◆ Exercise requirements ◆
Determine how many lines hold "atau" and give only that number.

◆ Data lines ◆

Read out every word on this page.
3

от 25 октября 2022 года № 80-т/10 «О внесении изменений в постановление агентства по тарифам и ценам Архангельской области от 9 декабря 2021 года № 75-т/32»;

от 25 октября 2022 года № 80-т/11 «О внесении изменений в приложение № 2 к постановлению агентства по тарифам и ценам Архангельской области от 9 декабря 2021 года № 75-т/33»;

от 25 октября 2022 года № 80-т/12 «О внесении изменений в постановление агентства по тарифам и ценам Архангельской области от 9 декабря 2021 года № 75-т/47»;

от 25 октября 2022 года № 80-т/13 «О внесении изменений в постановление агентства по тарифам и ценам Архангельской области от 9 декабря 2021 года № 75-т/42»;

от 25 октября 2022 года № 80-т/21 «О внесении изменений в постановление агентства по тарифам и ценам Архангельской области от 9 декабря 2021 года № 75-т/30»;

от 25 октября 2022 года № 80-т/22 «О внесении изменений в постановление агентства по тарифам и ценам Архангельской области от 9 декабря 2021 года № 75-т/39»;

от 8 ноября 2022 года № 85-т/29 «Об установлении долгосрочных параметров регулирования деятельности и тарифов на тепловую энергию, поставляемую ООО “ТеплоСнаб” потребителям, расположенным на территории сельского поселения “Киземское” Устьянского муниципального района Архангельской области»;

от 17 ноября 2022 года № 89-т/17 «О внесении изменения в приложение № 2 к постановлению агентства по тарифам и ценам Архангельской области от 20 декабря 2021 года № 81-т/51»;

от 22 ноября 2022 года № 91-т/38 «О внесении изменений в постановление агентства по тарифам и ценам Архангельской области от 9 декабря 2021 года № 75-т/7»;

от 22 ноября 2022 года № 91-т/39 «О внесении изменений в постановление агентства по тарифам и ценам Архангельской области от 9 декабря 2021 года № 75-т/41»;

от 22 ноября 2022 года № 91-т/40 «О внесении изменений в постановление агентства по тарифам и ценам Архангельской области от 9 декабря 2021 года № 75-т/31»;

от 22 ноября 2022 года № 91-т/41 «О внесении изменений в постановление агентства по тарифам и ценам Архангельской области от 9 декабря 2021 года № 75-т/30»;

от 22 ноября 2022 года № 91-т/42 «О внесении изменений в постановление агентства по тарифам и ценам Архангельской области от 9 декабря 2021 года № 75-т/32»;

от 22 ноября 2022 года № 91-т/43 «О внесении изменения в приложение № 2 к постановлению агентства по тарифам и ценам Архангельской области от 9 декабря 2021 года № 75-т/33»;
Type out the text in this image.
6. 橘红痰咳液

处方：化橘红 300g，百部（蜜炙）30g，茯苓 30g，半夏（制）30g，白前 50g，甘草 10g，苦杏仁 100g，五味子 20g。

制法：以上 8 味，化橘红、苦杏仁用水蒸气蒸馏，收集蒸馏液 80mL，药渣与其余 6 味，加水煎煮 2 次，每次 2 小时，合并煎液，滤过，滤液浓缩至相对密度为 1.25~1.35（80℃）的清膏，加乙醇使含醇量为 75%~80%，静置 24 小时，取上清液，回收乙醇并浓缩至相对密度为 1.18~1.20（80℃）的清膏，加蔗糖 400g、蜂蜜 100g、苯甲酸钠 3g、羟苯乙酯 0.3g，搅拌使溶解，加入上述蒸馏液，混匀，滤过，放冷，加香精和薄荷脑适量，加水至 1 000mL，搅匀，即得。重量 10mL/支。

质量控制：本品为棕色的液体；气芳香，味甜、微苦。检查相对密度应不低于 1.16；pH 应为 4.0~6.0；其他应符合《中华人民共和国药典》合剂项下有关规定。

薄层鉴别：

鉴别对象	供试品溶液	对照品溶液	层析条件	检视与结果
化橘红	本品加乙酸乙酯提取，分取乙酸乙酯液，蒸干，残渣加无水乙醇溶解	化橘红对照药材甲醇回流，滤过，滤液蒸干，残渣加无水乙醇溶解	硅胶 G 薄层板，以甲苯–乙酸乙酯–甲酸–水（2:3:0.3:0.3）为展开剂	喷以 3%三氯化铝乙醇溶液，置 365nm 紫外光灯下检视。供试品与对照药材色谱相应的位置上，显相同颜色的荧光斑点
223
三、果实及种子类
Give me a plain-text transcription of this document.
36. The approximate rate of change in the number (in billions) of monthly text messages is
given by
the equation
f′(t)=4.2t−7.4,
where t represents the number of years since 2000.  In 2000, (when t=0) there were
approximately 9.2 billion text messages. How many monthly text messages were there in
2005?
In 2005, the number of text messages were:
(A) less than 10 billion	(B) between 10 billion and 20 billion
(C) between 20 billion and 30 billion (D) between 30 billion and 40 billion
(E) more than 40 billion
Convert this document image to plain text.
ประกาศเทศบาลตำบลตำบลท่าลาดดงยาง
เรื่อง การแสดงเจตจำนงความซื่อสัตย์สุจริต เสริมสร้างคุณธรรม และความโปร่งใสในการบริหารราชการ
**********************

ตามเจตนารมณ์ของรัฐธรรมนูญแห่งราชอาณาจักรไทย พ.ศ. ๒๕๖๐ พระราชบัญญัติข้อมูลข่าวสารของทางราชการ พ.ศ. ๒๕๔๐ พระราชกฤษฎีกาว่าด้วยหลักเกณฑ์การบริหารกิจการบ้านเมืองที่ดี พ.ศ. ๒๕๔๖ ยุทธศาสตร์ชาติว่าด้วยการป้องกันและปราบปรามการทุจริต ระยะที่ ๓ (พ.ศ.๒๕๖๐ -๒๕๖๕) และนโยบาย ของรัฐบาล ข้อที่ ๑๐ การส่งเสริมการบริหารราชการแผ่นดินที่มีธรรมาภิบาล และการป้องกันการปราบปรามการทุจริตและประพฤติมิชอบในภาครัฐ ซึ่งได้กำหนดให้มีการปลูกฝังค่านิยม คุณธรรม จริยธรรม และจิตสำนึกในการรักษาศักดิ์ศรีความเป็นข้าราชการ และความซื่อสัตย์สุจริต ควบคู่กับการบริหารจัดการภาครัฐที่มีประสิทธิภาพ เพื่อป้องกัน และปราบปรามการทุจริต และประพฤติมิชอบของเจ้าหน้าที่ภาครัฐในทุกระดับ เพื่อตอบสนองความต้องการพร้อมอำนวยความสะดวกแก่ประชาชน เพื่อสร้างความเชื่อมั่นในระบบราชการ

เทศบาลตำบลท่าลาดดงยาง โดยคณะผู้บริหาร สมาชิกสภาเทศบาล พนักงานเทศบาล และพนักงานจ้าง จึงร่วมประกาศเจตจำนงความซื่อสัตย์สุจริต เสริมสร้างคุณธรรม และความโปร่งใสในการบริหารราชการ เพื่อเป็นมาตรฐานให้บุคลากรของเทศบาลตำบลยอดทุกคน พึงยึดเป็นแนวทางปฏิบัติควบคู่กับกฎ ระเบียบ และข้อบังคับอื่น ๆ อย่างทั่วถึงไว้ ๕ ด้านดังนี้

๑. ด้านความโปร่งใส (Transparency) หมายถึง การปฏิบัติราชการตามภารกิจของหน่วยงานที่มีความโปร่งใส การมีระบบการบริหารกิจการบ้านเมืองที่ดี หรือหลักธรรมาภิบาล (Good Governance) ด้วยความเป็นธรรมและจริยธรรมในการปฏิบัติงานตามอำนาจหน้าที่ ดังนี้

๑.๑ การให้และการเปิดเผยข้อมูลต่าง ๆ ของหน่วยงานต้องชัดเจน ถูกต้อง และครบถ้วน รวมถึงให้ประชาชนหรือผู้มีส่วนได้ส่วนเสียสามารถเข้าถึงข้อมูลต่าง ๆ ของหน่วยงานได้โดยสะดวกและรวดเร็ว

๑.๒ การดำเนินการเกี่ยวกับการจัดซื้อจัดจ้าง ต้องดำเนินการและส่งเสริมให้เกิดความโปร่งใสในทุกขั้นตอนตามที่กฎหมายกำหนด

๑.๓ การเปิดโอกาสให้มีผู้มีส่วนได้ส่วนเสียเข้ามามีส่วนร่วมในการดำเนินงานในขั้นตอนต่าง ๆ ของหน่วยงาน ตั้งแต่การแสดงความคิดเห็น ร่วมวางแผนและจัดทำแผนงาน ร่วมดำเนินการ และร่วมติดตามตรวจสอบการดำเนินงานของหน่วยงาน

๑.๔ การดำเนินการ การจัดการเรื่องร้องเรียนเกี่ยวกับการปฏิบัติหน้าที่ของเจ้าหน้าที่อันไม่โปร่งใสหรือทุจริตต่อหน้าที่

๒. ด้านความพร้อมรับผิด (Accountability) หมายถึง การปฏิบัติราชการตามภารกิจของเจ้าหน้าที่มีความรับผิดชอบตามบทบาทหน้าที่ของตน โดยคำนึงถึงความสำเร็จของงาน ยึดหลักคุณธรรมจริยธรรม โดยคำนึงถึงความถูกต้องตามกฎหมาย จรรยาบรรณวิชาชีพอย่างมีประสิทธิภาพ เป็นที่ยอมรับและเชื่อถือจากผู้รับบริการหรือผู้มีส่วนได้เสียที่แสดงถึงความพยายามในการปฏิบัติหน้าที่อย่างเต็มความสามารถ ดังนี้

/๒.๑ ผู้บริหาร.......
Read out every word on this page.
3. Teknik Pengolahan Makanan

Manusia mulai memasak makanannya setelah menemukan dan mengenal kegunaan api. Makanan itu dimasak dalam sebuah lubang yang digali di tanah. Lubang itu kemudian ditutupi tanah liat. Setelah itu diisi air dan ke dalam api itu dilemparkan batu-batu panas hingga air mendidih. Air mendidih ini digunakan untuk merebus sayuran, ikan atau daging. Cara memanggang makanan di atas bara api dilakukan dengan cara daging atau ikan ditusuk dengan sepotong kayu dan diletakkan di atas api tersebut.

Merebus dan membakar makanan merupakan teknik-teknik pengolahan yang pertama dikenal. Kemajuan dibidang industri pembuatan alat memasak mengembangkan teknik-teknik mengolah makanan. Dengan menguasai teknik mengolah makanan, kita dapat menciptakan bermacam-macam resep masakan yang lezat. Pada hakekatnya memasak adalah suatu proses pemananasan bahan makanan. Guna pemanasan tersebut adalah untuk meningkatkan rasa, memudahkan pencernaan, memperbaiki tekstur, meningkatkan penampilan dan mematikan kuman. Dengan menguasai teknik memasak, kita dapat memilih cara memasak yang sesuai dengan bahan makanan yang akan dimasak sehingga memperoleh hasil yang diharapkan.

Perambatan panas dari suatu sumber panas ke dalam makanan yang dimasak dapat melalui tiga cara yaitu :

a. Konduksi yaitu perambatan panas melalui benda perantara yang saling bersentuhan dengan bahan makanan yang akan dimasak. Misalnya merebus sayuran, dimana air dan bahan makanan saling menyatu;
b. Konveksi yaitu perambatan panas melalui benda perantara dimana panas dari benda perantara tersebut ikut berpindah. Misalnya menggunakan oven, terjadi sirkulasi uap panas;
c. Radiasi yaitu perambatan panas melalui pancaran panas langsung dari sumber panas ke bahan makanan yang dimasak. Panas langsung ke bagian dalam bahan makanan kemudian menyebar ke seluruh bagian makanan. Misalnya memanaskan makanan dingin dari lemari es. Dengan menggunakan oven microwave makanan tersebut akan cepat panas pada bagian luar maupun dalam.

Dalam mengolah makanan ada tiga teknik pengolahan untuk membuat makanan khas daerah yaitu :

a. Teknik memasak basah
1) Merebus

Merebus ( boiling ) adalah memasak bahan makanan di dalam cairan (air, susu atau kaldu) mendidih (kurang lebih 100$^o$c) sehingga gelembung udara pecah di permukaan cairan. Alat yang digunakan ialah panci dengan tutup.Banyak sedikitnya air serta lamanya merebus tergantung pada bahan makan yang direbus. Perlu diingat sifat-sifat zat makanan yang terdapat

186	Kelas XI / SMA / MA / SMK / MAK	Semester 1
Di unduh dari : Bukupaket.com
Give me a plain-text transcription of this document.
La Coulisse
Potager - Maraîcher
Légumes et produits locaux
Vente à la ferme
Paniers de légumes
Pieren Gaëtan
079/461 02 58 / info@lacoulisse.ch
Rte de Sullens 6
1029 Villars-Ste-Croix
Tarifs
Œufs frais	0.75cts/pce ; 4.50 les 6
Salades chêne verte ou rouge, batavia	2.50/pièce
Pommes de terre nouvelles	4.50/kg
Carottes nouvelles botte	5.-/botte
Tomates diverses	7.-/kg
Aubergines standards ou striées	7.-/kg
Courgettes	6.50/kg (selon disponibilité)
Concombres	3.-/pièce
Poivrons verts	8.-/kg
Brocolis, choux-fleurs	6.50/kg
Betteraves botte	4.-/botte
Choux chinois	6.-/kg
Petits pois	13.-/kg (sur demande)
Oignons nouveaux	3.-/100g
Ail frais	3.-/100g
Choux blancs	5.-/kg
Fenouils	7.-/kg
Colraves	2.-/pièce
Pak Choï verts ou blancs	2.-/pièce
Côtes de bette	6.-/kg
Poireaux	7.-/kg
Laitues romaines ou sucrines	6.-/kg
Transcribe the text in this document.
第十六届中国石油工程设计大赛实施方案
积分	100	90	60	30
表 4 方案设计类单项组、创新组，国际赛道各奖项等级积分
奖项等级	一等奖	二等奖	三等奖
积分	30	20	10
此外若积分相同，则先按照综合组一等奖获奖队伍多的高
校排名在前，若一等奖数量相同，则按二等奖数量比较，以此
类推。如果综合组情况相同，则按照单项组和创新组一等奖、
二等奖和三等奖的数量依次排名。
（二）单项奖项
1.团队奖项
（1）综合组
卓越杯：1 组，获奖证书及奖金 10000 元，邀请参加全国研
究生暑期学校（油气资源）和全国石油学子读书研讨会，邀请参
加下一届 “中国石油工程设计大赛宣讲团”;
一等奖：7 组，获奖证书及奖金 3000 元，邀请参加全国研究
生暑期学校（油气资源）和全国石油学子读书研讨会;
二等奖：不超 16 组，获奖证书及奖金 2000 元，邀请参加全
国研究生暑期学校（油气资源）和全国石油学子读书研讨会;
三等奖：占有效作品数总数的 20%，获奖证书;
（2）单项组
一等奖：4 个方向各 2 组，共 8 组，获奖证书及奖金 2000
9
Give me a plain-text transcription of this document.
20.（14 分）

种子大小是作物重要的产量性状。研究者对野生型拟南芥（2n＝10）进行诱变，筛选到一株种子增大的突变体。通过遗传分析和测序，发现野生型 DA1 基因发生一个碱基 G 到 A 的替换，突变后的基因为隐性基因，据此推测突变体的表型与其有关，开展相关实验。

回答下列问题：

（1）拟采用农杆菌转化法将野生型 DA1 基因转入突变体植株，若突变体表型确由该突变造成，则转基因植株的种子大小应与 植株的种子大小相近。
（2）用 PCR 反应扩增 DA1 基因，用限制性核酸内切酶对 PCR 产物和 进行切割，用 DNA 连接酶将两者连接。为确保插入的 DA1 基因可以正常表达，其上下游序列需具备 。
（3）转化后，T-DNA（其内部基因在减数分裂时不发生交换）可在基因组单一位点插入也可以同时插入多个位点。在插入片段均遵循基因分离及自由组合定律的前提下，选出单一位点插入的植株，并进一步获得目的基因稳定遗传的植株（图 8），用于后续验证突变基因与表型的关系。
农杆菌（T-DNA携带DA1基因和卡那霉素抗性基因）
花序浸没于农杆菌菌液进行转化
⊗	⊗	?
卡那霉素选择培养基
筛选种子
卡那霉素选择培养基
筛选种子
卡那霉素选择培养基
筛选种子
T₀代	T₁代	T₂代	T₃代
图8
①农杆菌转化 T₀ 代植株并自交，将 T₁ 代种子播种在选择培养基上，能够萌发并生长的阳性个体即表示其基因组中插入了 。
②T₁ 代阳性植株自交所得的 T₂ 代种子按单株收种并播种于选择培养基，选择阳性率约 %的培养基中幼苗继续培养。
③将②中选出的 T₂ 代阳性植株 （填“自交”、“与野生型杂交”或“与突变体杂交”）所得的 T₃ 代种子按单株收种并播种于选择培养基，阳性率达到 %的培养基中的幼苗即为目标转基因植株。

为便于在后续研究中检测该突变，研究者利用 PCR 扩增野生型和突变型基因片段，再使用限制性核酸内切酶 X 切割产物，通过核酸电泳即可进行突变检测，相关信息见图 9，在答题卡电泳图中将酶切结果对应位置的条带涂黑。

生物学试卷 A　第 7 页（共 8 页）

◆ Result of this exercise ◆
2